— start Records —

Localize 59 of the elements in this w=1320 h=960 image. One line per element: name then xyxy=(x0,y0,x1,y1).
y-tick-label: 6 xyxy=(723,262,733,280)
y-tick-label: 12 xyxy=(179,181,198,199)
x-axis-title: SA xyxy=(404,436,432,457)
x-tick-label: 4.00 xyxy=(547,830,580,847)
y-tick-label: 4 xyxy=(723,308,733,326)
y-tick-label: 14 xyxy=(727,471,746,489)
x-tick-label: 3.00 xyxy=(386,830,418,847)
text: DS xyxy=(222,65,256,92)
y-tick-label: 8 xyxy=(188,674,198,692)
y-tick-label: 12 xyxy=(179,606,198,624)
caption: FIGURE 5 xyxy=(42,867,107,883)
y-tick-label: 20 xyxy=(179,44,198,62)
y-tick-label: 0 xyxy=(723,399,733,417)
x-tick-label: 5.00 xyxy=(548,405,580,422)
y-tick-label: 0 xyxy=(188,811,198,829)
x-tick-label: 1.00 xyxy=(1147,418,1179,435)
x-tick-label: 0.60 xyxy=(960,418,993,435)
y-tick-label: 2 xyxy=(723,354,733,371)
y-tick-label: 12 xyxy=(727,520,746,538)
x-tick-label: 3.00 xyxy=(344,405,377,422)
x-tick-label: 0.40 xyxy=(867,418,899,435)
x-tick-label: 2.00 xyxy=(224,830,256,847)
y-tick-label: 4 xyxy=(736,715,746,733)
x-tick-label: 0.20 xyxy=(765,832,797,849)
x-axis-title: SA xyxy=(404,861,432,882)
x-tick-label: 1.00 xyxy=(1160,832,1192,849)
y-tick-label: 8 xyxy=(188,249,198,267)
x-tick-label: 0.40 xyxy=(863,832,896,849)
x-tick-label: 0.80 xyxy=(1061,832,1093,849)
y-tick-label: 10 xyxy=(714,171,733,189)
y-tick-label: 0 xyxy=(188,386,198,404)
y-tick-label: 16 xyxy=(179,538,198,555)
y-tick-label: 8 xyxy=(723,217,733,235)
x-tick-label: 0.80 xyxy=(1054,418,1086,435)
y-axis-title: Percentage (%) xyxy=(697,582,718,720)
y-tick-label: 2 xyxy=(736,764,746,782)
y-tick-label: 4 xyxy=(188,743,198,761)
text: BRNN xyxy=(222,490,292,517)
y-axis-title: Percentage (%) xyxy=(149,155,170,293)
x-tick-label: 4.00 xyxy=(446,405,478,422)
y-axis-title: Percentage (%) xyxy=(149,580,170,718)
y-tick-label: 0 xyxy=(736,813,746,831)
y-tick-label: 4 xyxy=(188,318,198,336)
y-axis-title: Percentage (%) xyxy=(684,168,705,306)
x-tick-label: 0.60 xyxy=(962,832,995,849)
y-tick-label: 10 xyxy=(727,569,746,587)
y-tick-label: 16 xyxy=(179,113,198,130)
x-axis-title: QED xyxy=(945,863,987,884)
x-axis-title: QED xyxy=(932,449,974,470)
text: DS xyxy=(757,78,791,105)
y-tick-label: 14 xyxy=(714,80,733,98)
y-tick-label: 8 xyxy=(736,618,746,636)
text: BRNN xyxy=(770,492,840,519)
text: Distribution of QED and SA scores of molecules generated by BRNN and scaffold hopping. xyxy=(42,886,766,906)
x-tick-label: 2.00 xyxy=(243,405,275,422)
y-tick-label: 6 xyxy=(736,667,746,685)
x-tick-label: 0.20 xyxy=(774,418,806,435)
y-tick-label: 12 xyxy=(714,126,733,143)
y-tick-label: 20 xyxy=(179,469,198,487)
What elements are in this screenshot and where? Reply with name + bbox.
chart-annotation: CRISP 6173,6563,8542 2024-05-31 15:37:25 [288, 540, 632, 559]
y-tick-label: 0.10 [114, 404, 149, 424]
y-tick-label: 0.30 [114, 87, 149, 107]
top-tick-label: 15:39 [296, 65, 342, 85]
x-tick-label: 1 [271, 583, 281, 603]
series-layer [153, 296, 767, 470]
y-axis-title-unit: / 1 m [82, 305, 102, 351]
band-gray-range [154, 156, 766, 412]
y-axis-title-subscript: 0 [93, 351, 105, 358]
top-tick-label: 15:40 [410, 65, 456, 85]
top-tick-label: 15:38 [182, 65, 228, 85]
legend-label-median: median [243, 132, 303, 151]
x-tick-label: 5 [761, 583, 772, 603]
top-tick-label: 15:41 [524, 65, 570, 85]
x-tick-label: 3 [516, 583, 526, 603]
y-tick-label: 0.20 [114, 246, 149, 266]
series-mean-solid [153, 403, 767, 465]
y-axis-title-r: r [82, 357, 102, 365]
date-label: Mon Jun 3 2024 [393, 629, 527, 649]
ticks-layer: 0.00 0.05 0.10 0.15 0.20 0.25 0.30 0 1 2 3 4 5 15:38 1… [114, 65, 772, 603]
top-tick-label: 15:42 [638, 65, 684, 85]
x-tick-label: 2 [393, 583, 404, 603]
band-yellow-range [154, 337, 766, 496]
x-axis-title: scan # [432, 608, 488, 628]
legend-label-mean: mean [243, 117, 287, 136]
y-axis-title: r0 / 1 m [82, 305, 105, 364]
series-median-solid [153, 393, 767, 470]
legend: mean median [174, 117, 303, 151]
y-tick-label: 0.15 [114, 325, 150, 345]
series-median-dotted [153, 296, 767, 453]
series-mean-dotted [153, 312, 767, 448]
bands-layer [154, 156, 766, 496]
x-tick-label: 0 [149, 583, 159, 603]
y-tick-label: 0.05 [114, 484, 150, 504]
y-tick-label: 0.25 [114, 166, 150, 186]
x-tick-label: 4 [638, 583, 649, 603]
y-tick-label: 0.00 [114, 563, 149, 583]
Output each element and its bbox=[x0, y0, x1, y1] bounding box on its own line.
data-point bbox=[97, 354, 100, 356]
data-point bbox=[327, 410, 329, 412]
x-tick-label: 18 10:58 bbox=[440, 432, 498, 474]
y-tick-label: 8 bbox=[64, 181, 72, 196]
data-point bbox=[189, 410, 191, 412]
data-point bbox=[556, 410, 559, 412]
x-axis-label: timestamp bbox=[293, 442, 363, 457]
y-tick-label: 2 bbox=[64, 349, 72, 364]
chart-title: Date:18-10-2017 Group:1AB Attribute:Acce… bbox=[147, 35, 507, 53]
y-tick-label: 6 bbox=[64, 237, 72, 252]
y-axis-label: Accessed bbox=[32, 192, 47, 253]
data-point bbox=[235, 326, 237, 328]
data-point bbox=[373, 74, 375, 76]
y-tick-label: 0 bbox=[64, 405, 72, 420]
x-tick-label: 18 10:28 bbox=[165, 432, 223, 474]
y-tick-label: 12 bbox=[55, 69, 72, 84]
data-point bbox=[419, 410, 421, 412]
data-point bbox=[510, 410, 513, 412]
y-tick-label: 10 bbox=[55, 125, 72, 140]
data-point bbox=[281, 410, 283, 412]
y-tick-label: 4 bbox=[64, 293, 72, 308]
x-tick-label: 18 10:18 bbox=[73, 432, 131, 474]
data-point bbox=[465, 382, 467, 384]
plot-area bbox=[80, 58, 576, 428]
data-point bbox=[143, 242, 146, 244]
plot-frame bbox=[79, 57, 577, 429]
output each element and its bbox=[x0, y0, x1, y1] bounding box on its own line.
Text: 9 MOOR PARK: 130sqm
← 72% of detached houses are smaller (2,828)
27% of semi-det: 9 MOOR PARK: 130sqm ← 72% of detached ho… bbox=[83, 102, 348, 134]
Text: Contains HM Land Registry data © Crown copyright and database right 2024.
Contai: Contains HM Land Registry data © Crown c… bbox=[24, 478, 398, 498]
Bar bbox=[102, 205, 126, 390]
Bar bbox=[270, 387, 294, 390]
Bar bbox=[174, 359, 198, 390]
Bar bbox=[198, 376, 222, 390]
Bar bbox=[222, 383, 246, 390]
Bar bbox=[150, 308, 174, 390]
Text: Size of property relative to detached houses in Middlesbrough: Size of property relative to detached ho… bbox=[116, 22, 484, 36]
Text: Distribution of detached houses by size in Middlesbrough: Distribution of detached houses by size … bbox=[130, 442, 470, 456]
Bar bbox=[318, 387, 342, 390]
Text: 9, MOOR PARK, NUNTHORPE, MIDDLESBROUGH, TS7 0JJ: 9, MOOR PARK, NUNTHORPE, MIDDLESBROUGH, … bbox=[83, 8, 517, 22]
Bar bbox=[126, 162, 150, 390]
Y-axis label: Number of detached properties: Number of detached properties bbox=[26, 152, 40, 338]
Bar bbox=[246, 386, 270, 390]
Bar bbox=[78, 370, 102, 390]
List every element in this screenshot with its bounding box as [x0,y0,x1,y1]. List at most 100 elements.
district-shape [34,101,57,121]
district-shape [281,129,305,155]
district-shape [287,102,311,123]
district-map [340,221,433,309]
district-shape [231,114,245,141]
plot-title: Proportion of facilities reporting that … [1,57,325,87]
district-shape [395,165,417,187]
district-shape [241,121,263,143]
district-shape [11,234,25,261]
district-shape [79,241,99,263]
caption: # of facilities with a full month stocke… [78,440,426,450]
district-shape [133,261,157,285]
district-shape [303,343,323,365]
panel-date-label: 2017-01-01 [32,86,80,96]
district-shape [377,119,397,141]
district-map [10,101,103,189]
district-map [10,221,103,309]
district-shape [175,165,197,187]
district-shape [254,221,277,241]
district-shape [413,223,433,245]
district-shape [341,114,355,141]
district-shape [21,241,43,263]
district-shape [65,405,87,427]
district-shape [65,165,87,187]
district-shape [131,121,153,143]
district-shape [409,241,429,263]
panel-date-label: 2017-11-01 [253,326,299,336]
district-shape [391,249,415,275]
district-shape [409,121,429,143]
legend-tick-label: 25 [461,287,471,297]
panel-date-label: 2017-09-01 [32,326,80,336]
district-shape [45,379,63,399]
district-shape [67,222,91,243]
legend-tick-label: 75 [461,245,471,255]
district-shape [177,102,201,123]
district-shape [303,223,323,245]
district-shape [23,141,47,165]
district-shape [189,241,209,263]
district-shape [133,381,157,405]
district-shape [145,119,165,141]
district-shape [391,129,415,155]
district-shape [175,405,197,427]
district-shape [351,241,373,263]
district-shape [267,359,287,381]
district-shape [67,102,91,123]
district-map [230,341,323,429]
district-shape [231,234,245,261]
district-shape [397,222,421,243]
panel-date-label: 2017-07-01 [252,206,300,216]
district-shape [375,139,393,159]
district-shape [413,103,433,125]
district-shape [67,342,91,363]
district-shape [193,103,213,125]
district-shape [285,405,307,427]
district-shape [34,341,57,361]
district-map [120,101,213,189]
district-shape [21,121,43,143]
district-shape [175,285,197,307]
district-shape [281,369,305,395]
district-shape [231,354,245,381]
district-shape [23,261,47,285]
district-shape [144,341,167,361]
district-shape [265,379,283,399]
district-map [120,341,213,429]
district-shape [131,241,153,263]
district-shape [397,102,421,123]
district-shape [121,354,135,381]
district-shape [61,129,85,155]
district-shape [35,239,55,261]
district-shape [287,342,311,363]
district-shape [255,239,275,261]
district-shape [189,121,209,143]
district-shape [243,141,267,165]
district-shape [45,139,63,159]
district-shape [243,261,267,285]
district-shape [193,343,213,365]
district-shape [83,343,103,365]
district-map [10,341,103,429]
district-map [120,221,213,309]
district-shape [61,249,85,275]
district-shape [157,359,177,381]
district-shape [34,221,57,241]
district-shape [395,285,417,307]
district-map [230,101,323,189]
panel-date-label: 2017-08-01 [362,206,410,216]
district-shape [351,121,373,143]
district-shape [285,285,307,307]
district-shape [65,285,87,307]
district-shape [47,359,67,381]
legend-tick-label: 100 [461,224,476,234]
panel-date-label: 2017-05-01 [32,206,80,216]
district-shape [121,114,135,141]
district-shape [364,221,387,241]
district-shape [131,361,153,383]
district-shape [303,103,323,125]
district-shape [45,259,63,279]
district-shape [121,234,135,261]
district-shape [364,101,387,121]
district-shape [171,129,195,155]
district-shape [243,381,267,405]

— end Records —

- **Your task**
Show each line of the entries above that contains the string "dotted". Letter case matters.

- **Output of the exercise**
series-median-dotted [153, 296, 767, 453]
series-mean-dotted [153, 312, 767, 448]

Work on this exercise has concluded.